Records that describe figures:

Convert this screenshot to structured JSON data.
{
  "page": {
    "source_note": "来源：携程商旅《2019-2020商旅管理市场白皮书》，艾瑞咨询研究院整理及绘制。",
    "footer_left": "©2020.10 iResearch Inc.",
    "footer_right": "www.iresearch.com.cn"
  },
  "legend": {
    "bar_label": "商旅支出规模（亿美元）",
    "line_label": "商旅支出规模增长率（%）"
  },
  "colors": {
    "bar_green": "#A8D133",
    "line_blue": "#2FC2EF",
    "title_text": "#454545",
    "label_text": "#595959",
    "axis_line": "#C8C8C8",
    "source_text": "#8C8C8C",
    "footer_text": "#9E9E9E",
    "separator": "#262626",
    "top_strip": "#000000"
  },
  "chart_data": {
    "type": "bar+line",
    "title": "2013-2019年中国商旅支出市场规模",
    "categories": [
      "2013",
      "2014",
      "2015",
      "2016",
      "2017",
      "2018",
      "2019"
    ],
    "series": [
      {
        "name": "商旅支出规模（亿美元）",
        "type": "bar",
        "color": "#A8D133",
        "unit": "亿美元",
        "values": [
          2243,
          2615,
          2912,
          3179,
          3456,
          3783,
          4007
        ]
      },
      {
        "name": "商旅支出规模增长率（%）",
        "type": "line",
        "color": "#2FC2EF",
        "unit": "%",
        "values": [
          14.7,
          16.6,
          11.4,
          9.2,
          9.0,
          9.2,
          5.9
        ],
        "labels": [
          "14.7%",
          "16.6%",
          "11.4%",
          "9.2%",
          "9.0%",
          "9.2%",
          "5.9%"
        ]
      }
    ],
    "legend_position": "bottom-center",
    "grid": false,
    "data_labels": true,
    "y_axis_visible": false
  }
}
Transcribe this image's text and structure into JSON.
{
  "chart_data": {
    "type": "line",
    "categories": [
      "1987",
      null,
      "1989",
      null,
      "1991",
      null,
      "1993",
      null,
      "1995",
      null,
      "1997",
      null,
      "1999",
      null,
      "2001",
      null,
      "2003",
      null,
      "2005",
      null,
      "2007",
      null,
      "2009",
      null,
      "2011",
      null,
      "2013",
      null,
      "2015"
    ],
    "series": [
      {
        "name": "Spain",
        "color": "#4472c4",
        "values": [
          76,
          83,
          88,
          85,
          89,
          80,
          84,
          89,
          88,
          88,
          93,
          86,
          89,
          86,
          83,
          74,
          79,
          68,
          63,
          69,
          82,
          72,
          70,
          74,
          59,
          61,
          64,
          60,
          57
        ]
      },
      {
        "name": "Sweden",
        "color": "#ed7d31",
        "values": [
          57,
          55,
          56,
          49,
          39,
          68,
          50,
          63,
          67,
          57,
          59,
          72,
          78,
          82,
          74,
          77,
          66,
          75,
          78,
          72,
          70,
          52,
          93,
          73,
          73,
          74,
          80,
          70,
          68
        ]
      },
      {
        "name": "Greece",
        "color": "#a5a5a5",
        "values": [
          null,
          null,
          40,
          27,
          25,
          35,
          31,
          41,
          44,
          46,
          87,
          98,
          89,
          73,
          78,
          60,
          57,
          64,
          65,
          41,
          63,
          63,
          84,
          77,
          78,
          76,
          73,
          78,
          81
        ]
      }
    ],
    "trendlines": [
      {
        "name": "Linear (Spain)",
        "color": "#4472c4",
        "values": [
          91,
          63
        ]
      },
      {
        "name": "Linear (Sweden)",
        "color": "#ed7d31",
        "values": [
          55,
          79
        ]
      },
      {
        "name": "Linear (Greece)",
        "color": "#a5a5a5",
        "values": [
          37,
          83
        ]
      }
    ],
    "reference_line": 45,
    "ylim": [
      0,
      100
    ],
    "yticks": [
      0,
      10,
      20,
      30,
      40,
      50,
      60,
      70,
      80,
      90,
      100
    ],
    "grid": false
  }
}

Task brief:
Read through the entries and copy every line that includes "name".

Result for this exercise:
        "name": "商旅支出规模（亿美元）",
        "name": "商旅支出规模增长率（%）",
        "name": "Spain",
        "name": "Sweden",
        "name": "Greece",
        "name": "Linear (Spain)",
        "name": "Linear (Sweden)",
        "name": "Linear (Greece)",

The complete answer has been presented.